# start of Information supplied

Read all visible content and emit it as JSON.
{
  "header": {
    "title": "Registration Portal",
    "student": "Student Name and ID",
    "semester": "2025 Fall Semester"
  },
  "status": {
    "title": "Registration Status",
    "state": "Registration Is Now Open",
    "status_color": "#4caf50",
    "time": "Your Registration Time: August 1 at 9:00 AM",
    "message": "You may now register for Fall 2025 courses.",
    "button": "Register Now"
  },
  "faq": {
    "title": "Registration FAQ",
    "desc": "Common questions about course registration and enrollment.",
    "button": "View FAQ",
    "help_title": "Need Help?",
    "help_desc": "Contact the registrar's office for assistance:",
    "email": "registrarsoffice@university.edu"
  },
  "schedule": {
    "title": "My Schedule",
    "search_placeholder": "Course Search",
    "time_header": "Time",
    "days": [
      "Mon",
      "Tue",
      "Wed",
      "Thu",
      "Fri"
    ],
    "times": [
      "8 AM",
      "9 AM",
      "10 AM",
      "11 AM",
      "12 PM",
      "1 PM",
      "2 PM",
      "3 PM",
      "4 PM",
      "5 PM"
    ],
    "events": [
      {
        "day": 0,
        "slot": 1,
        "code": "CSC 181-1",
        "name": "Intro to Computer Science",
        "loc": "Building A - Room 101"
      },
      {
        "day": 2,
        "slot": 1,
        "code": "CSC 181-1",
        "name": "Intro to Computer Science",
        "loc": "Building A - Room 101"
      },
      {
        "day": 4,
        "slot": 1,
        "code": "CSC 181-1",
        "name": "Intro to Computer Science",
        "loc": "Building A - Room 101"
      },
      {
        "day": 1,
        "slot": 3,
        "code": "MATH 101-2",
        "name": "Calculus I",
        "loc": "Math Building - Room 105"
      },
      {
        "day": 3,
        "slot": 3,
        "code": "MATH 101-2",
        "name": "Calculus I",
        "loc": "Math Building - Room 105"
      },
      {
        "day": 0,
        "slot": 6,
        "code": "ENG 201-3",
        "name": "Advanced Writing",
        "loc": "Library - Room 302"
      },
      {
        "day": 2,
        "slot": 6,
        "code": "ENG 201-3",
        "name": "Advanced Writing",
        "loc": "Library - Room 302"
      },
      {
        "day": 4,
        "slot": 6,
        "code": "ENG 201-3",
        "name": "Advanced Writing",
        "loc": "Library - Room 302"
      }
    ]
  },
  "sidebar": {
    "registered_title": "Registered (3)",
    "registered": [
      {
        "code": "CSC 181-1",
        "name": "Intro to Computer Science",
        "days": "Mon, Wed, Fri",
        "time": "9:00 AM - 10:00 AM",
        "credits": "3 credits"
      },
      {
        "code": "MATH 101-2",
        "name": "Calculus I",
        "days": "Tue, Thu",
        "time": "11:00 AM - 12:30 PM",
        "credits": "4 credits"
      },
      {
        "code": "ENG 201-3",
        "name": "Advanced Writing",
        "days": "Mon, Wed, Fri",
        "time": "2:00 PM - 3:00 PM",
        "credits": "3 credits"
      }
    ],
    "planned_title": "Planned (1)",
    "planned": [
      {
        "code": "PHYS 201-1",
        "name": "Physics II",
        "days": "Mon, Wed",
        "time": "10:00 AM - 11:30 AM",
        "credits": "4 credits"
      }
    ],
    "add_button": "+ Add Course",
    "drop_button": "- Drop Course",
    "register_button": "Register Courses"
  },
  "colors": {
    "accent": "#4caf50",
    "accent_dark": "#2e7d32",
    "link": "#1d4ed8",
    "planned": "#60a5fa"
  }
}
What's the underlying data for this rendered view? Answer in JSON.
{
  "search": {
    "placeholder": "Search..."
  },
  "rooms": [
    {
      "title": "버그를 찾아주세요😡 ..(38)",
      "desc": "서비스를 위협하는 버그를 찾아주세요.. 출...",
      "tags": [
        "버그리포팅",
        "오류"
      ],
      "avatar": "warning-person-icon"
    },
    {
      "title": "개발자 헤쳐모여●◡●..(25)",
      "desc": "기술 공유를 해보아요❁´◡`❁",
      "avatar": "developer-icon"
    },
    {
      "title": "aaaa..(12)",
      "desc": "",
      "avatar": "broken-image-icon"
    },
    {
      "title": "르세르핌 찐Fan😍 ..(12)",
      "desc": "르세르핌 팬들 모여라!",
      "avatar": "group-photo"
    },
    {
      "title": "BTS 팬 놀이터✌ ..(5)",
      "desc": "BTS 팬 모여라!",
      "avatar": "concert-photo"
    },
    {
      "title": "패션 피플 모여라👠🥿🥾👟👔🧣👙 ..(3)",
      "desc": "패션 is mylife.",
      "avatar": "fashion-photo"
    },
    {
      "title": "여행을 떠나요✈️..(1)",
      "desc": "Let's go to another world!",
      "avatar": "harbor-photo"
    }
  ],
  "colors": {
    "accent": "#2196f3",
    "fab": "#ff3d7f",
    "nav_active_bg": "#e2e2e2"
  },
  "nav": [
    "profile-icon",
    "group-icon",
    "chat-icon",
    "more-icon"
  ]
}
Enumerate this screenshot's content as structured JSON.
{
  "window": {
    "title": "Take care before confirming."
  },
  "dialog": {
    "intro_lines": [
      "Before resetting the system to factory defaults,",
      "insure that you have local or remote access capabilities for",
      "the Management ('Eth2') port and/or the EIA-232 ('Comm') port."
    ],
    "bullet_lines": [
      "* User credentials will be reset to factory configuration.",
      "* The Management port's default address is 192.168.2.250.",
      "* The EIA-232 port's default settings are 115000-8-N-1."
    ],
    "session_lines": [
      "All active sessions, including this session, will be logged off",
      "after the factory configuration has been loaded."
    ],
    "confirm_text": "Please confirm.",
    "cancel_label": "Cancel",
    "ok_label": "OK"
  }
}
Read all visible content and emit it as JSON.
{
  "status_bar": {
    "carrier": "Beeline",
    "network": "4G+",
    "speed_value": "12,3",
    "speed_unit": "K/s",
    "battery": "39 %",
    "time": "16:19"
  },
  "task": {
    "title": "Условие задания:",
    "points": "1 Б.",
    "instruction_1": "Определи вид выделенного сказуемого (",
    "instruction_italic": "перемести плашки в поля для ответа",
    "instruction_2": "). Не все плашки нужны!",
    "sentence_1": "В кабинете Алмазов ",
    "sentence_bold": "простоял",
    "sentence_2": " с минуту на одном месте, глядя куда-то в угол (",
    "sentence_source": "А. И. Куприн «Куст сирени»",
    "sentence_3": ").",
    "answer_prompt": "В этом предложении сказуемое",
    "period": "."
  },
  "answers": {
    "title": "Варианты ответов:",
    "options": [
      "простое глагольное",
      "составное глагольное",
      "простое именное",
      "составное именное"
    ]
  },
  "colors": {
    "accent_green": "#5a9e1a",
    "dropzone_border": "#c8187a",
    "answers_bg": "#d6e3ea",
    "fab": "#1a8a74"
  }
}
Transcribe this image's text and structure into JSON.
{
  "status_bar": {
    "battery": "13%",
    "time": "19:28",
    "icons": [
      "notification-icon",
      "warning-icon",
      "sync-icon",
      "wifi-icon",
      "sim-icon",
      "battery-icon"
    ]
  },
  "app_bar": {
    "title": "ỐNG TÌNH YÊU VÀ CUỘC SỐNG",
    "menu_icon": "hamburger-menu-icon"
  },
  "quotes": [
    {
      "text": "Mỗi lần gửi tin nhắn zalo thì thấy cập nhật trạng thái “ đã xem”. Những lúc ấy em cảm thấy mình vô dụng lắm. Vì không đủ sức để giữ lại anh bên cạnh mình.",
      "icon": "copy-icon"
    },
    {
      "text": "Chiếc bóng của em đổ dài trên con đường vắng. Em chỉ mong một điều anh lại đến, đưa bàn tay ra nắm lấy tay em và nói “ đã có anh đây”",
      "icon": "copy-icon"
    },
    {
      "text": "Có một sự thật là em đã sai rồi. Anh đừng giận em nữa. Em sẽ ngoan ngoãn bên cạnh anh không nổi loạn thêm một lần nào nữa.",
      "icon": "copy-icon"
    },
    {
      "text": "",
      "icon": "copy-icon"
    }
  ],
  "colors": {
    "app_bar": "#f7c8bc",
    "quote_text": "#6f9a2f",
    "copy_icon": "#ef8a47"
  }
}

# end of Information supplied

Task statement: Copy every line of the listing that contains the word "Management".

Answer:
      "the Management ('Eth2') port and/or the EIA-232 ('Comm') port."
      "* The Management port's default address is 192.168.2.250.",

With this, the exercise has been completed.